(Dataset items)
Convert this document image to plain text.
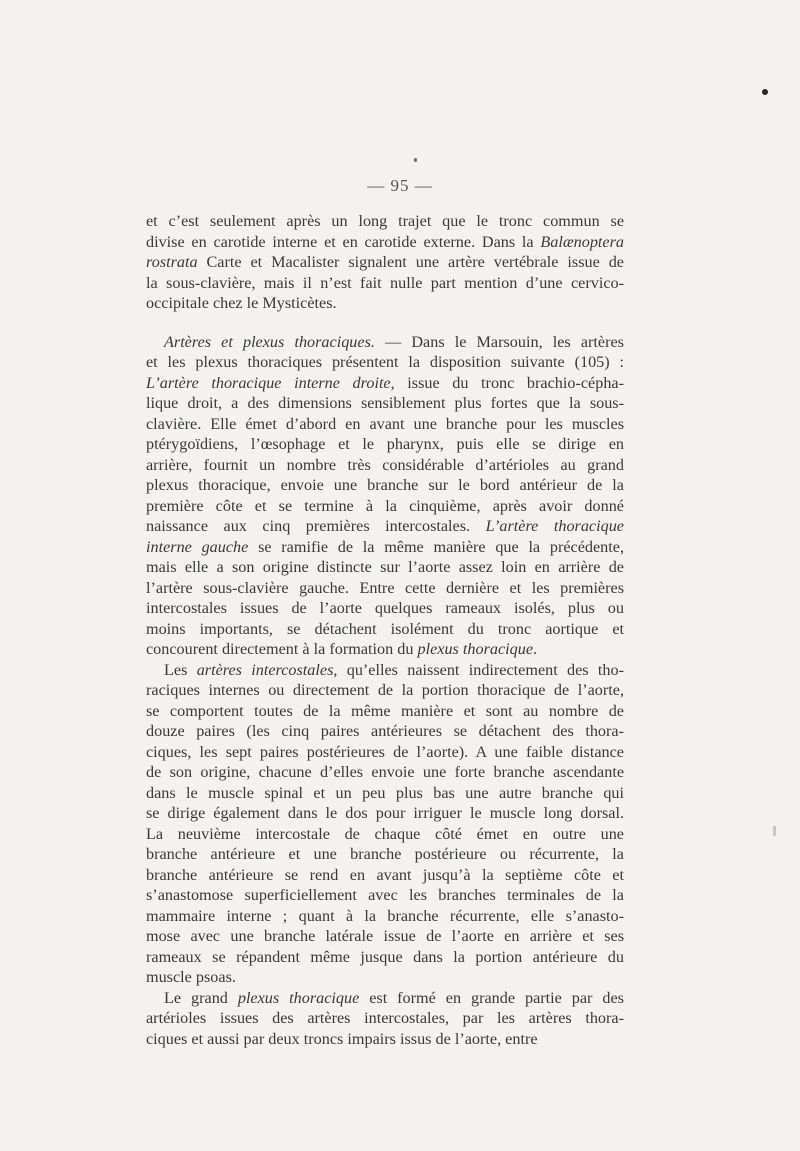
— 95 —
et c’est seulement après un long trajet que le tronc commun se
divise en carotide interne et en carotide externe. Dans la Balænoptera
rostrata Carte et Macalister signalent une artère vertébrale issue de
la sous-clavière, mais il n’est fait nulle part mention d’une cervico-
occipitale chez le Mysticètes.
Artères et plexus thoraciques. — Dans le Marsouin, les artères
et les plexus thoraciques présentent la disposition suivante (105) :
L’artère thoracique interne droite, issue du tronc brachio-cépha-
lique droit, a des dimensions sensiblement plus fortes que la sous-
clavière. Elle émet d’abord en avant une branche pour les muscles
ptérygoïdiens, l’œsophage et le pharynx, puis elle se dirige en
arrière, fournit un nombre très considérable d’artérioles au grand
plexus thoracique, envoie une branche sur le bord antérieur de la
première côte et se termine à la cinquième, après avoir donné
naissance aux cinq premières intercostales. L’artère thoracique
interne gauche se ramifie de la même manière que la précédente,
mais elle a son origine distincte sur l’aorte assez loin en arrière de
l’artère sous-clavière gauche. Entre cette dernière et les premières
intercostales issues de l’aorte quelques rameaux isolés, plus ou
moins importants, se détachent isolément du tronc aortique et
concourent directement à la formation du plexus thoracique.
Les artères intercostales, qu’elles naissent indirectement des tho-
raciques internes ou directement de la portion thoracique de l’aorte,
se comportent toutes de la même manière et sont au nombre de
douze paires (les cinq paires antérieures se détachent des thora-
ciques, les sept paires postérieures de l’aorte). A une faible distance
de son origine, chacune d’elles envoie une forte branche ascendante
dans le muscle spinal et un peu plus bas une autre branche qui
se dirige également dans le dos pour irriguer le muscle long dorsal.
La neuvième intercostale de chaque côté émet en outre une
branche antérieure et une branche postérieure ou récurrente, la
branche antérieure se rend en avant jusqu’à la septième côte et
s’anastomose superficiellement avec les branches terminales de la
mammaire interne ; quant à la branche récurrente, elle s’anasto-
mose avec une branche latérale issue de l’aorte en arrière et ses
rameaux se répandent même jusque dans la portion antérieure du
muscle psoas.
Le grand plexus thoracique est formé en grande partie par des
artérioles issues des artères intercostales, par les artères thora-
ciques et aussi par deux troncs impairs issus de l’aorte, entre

◆ Problem description ◆
Keep the pictures out of your copy, and repeat every entry above exactly.

◆ Response below ◆
Convert this document image to plain text.
— 95 —
et c’est seulement après un long trajet que le tronc commun se
divise en carotide interne et en carotide externe. Dans la Balænoptera
rostrata Carte et Macalister signalent une artère vertébrale issue de
la sous-clavière, mais il n’est fait nulle part mention d’une cervico-
occipitale chez le Mysticètes.
Artères et plexus thoraciques. — Dans le Marsouin, les artères
et les plexus thoraciques présentent la disposition suivante (105) :
L’artère thoracique interne droite, issue du tronc brachio-cépha-
lique droit, a des dimensions sensiblement plus fortes que la sous-
clavière. Elle émet d’abord en avant une branche pour les muscles
ptérygoïdiens, l’œsophage et le pharynx, puis elle se dirige en
arrière, fournit un nombre très considérable d’artérioles au grand
plexus thoracique, envoie une branche sur le bord antérieur de la
première côte et se termine à la cinquième, après avoir donné
naissance aux cinq premières intercostales. L’artère thoracique
interne gauche se ramifie de la même manière que la précédente,
mais elle a son origine distincte sur l’aorte assez loin en arrière de
l’artère sous-clavière gauche. Entre cette dernière et les premières
intercostales issues de l’aorte quelques rameaux isolés, plus ou
moins importants, se détachent isolément du tronc aortique et
concourent directement à la formation du plexus thoracique.
Les artères intercostales, qu’elles naissent indirectement des tho-
raciques internes ou directement de la portion thoracique de l’aorte,
se comportent toutes de la même manière et sont au nombre de
douze paires (les cinq paires antérieures se détachent des thora-
ciques, les sept paires postérieures de l’aorte). A une faible distance
de son origine, chacune d’elles envoie une forte branche ascendante
dans le muscle spinal et un peu plus bas une autre branche qui
se dirige également dans le dos pour irriguer le muscle long dorsal.
La neuvième intercostale de chaque côté émet en outre une
branche antérieure et une branche postérieure ou récurrente, la
branche antérieure se rend en avant jusqu’à la septième côte et
s’anastomose superficiellement avec les branches terminales de la
mammaire interne ; quant à la branche récurrente, elle s’anasto-
mose avec une branche latérale issue de l’aorte en arrière et ses
rameaux se répandent même jusque dans la portion antérieure du
muscle psoas.
Le grand plexus thoracique est formé en grande partie par des
artérioles issues des artères intercostales, par les artères thora-
ciques et aussi par deux troncs impairs issus de l’aorte, entre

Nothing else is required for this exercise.